BEGIN Record extracts

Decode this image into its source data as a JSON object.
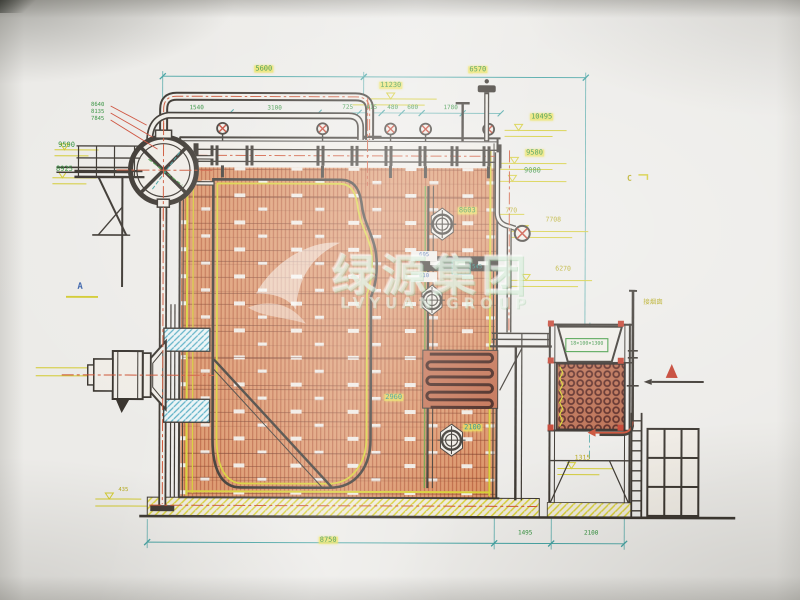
{
  "watermark": {
    "zh": "绿源集团",
    "en": "LVYUAN GROUP"
  },
  "section_markers": {
    "a": "A",
    "c": "C"
  },
  "annotations": {
    "flue_outlet": "接烟囱",
    "economizer_spec": "18×100×1300"
  },
  "dimensions": {
    "top": {
      "d5600": "5600",
      "d6570": "6570"
    },
    "spacing_row": {
      "d1540": "1540",
      "d3100": "3100",
      "d725": "725",
      "d415": "415",
      "d480": "480",
      "d600": "600",
      "d1780": "1780"
    },
    "bottom": {
      "d8750": "8750",
      "d1495": "1495",
      "d2100": "2100"
    }
  },
  "elevations": {
    "e11230": "11230",
    "e10495": "10495",
    "e9580": "9580",
    "e9080": "9080",
    "e9590": "9590",
    "e8925": "8925",
    "e8640": "8640",
    "e8135": "8135",
    "e7845": "7845",
    "e8603": "8603",
    "e770": "770",
    "e7708": "7708",
    "e6270": "6270",
    "e2960": "2960",
    "e2100": "2100",
    "e1315": "1315",
    "e435": "435",
    "e605": "605",
    "e610": "610",
    "e545": "545"
  },
  "colors": {
    "paper": "#efece6",
    "line_black": "#35302a",
    "tube_orange": "#db9265",
    "tube_line": "#b65a36",
    "insulation_yellow": "#d6ce2e",
    "dim_teal": "#3fa0a0",
    "dim_green": "#2f8f3a",
    "accent_blue": "#3a62aa",
    "refractory_cyan": "#4aa8c0",
    "centerline_red": "#cc5132",
    "coil_dark": "#54201a",
    "marker_red": "#c23a28"
  }
}
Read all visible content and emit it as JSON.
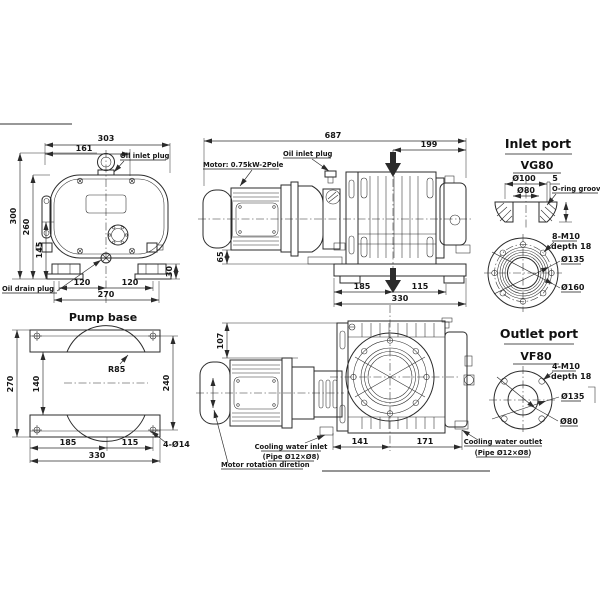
{
  "drawing": {
    "background": "#ffffff",
    "line_color": "#2b2b2b",
    "front_view": {
      "labels": {
        "oil_inlet": "Oil inlet plug",
        "oil_drain": "Oil drain plug"
      },
      "dims": {
        "d303": "303",
        "d161": "161",
        "d300": "300",
        "d260": "260",
        "d145": "145",
        "d120a": "120",
        "d120b": "120",
        "d270": "270",
        "d30": "30"
      }
    },
    "side_view": {
      "labels": {
        "motor_spec": "Motor: 0.75kW-2Pole",
        "oil_inlet": "Oil inlet plug"
      },
      "dims": {
        "d687": "687",
        "d199": "199",
        "d65": "65",
        "d185": "185",
        "d115": "115",
        "d330": "330"
      }
    },
    "inlet_port": {
      "title": "Inlet port",
      "size": "VG80",
      "labels": {
        "oring": "O-ring groove"
      },
      "dims": {
        "d100": "Ø100",
        "d80": "Ø80",
        "d5": "5",
        "bolts": "8-M10",
        "depth": "depth 18",
        "d135": "Ø135",
        "d160": "Ø160"
      }
    },
    "outlet_port": {
      "title": "Outlet port",
      "size": "VF80",
      "dims": {
        "bolts": "4-M10",
        "depth": "depth 18",
        "d135": "Ø135",
        "d80": "Ø80"
      }
    },
    "pump_base": {
      "title": "Pump base",
      "dims": {
        "d270": "270",
        "d140": "140",
        "d240": "240",
        "r85": "R85",
        "d185": "185",
        "d115": "115",
        "d330": "330",
        "holes": "4-Ø14"
      }
    },
    "plan_view": {
      "labels": {
        "cool_in": "Cooling water inlet",
        "cool_in_pipe": "(Pipe Ø12×Ø8)",
        "rotation": "Motor rotation diretion",
        "cool_out": "Cooling water outlet",
        "cool_out_pipe": "(Pipe Ø12×Ø8)"
      },
      "dims": {
        "d107": "107",
        "d141": "141",
        "d171": "171"
      }
    }
  }
}
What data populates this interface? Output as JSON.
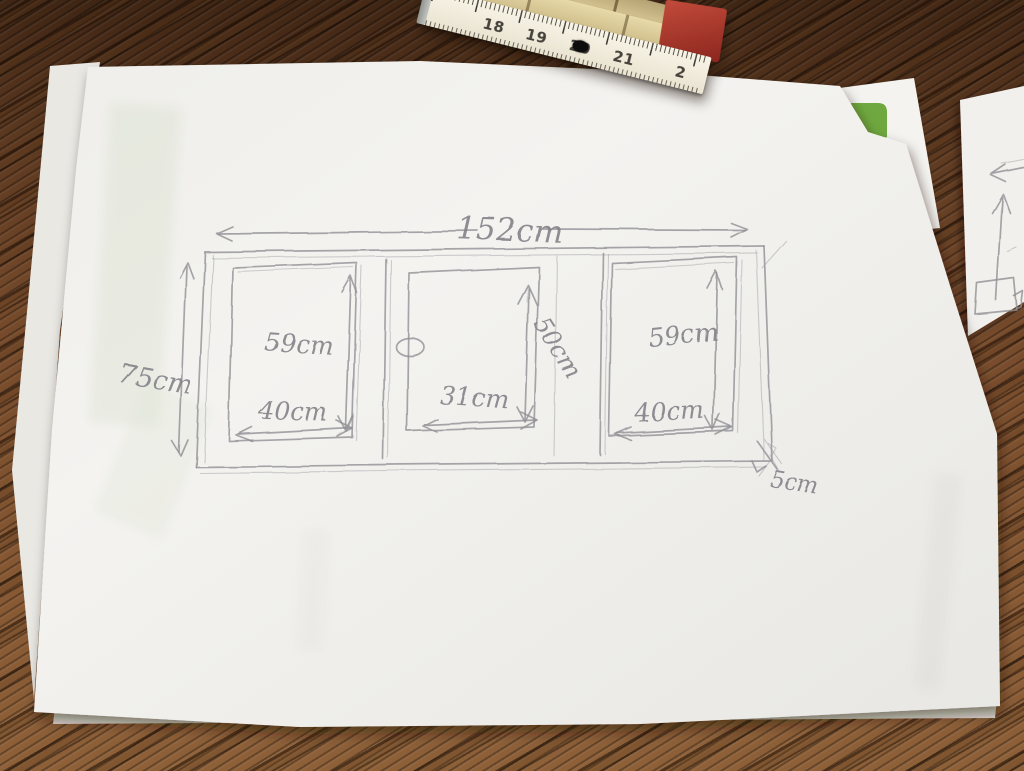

END Record extracts

Aim of the task: Copy the material shown above in full and exactly. Skip the pictures.

Finished answer:
Decode this image into its source data as a JSON object.
{
  "watermark": {
    "zh": "绿源集团",
    "en": "LVYUAN GROUP"
  },
  "section_markers": {
    "a": "A",
    "c": "C"
  },
  "annotations": {
    "flue_outlet": "接烟囱",
    "economizer_spec": "18×100×1300"
  },
  "dimensions": {
    "top": {
      "d5600": "5600",
      "d6570": "6570"
    },
    "spacing_row": {
      "d1540": "1540",
      "d3100": "3100",
      "d725": "725",
      "d415": "415",
      "d480": "480",
      "d600": "600",
      "d1780": "1780"
    },
    "bottom": {
      "d8750": "8750",
      "d1495": "1495",
      "d2100": "2100"
    }
  },
  "elevations": {
    "e11230": "11230",
    "e10495": "10495",
    "e9580": "9580",
    "e9080": "9080",
    "e9590": "9590",
    "e8925": "8925",
    "e8640": "8640",
    "e8135": "8135",
    "e7845": "7845",
    "e8603": "8603",
    "e770": "770",
    "e7708": "7708",
    "e6270": "6270",
    "e2960": "2960",
    "e2100": "2100",
    "e1315": "1315",
    "e435": "435",
    "e605": "605",
    "e610": "610",
    "e545": "545"
  },
  "colors": {
    "paper": "#efece6",
    "line_black": "#35302a",
    "tube_orange": "#db9265",
    "tube_line": "#b65a36",
    "insulation_yellow": "#d6ce2e",
    "dim_teal": "#3fa0a0",
    "dim_green": "#2f8f3a",
    "accent_blue": "#3a62aa",
    "refractory_cyan": "#4aa8c0",
    "centerline_red": "#cc5132",
    "coil_dark": "#54201a",
    "marker_red": "#c23a28"
  }
}
Read all visible content and emit it as JSON.
{
  "drawing": {
    "background": "#ffffff",
    "line_color": "#2b2b2b",
    "front_view": {
      "labels": {
        "oil_inlet": "Oil inlet plug",
        "oil_drain": "Oil drain plug"
      },
      "dims": {
        "d303": "303",
        "d161": "161",
        "d300": "300",
        "d260": "260",
        "d145": "145",
        "d120a": "120",
        "d120b": "120",
        "d270": "270",
        "d30": "30"
      }
    },
    "side_view": {
      "labels": {
        "motor_spec": "Motor: 0.75kW-2Pole",
        "oil_inlet": "Oil inlet plug"
      },
      "dims": {
        "d687": "687",
        "d199": "199",
        "d65": "65",
        "d185": "185",
        "d115": "115",
        "d330": "330"
      }
    },
    "inlet_port": {
      "title": "Inlet port",
      "size": "VG80",
      "labels": {
        "oring": "O-ring groove"
      },
      "dims": {
        "d100": "Ø100",
        "d80": "Ø80",
        "d5": "5",
        "bolts": "8-M10",
        "depth": "depth 18",
        "d135": "Ø135",
        "d160": "Ø160"
      }
    },
    "outlet_port": {
      "title": "Outlet port",
      "size": "VF80",
      "dims": {
        "bolts": "4-M10",
        "depth": "depth 18",
        "d135": "Ø135",
        "d80": "Ø80"
      }
    },
    "pump_base": {
      "title": "Pump base",
      "dims": {
        "d270": "270",
        "d140": "140",
        "d240": "240",
        "r85": "R85",
        "d185": "185",
        "d115": "115",
        "d330": "330",
        "holes": "4-Ø14"
      }
    },
    "plan_view": {
      "labels": {
        "cool_in": "Cooling water inlet",
        "cool_in_pipe": "(Pipe Ø12×Ø8)",
        "rotation": "Motor rotation diretion",
        "cool_out": "Cooling water outlet",
        "cool_out_pipe": "(Pipe Ø12×Ø8)"
      },
      "dims": {
        "d107": "107",
        "d141": "141",
        "d171": "171"
      }
    }
  }
}
What data populates this interface? Output as JSON.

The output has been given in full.